* _Task brief_: Retype each line of the material exactly, please, skipping any picture in it.

»»

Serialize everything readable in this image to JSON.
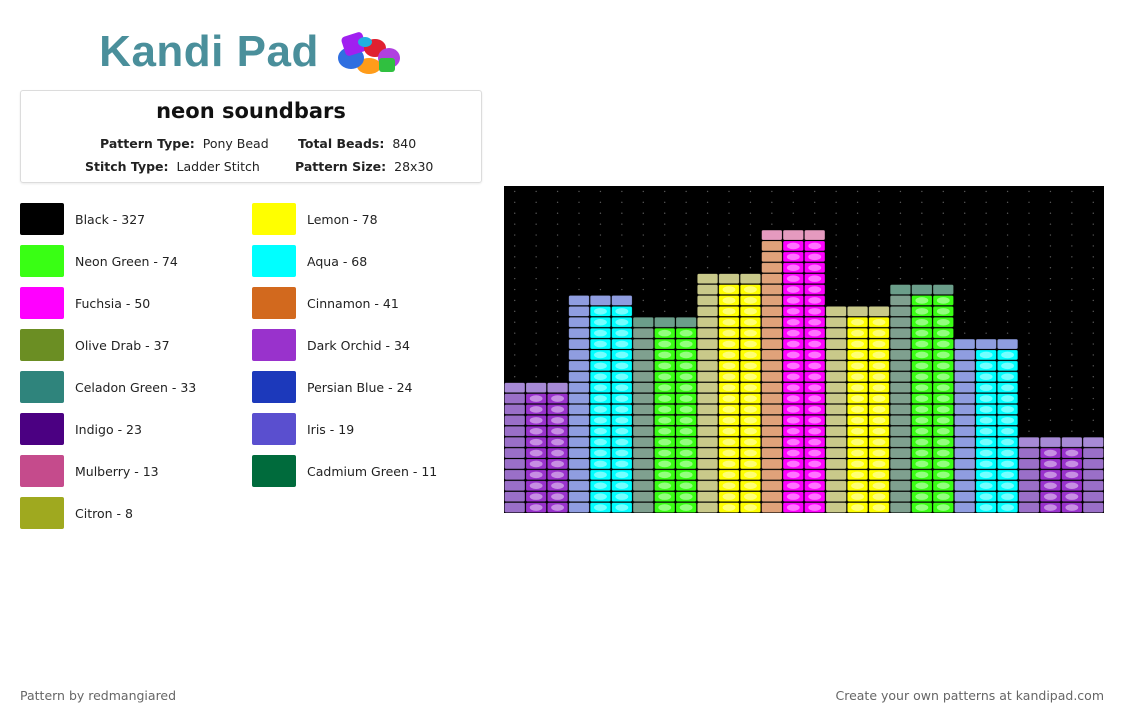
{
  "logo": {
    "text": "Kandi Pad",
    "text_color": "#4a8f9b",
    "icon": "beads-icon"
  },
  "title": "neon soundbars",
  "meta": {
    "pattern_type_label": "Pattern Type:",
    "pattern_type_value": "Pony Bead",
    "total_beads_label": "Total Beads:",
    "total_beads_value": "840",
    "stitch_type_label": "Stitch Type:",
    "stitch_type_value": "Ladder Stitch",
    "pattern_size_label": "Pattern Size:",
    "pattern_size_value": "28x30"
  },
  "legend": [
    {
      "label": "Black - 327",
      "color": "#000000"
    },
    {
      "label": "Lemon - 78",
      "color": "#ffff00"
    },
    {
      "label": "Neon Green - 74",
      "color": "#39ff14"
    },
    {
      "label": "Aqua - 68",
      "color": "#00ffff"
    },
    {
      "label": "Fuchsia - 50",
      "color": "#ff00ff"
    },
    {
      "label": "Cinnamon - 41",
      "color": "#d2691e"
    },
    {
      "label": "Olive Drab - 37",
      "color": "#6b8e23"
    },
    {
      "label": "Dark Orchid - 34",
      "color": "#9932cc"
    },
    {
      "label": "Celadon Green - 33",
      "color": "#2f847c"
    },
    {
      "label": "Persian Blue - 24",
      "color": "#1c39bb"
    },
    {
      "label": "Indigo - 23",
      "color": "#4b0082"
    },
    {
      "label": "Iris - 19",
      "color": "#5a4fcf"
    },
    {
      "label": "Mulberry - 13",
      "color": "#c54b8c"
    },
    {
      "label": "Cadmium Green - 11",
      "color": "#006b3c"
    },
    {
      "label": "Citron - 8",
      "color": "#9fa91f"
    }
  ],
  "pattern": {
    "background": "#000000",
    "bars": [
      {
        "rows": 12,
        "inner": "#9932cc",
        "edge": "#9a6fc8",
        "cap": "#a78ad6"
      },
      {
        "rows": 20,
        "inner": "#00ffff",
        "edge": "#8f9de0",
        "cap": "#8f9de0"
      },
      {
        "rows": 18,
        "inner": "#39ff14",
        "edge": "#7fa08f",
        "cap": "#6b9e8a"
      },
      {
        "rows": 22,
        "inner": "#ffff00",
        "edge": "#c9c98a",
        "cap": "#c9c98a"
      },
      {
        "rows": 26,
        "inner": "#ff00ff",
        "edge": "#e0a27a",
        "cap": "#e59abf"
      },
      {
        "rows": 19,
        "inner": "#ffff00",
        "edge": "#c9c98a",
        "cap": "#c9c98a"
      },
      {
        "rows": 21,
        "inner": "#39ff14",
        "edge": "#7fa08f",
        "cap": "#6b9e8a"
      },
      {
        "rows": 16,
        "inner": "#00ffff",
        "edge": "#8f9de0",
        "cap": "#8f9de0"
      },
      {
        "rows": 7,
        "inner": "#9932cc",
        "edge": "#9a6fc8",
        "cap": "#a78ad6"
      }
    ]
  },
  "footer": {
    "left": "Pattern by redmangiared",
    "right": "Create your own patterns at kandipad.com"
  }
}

««

* _Problem solution_:
Serialize everything readable in this image to JSON.
{
  "logo": {
    "text": "Kandi Pad",
    "text_color": "#4a8f9b",
    "icon": "beads-icon"
  },
  "title": "neon soundbars",
  "meta": {
    "pattern_type_label": "Pattern Type:",
    "pattern_type_value": "Pony Bead",
    "total_beads_label": "Total Beads:",
    "total_beads_value": "840",
    "stitch_type_label": "Stitch Type:",
    "stitch_type_value": "Ladder Stitch",
    "pattern_size_label": "Pattern Size:",
    "pattern_size_value": "28x30"
  },
  "legend": [
    {
      "label": "Black - 327",
      "color": "#000000"
    },
    {
      "label": "Lemon - 78",
      "color": "#ffff00"
    },
    {
      "label": "Neon Green - 74",
      "color": "#39ff14"
    },
    {
      "label": "Aqua - 68",
      "color": "#00ffff"
    },
    {
      "label": "Fuchsia - 50",
      "color": "#ff00ff"
    },
    {
      "label": "Cinnamon - 41",
      "color": "#d2691e"
    },
    {
      "label": "Olive Drab - 37",
      "color": "#6b8e23"
    },
    {
      "label": "Dark Orchid - 34",
      "color": "#9932cc"
    },
    {
      "label": "Celadon Green - 33",
      "color": "#2f847c"
    },
    {
      "label": "Persian Blue - 24",
      "color": "#1c39bb"
    },
    {
      "label": "Indigo - 23",
      "color": "#4b0082"
    },
    {
      "label": "Iris - 19",
      "color": "#5a4fcf"
    },
    {
      "label": "Mulberry - 13",
      "color": "#c54b8c"
    },
    {
      "label": "Cadmium Green - 11",
      "color": "#006b3c"
    },
    {
      "label": "Citron - 8",
      "color": "#9fa91f"
    }
  ],
  "pattern": {
    "background": "#000000",
    "bars": [
      {
        "rows": 12,
        "inner": "#9932cc",
        "edge": "#9a6fc8",
        "cap": "#a78ad6"
      },
      {
        "rows": 20,
        "inner": "#00ffff",
        "edge": "#8f9de0",
        "cap": "#8f9de0"
      },
      {
        "rows": 18,
        "inner": "#39ff14",
        "edge": "#7fa08f",
        "cap": "#6b9e8a"
      },
      {
        "rows": 22,
        "inner": "#ffff00",
        "edge": "#c9c98a",
        "cap": "#c9c98a"
      },
      {
        "rows": 26,
        "inner": "#ff00ff",
        "edge": "#e0a27a",
        "cap": "#e59abf"
      },
      {
        "rows": 19,
        "inner": "#ffff00",
        "edge": "#c9c98a",
        "cap": "#c9c98a"
      },
      {
        "rows": 21,
        "inner": "#39ff14",
        "edge": "#7fa08f",
        "cap": "#6b9e8a"
      },
      {
        "rows": 16,
        "inner": "#00ffff",
        "edge": "#8f9de0",
        "cap": "#8f9de0"
      },
      {
        "rows": 7,
        "inner": "#9932cc",
        "edge": "#9a6fc8",
        "cap": "#a78ad6"
      }
    ]
  },
  "footer": {
    "left": "Pattern by redmangiared",
    "right": "Create your own patterns at kandipad.com"
  }
}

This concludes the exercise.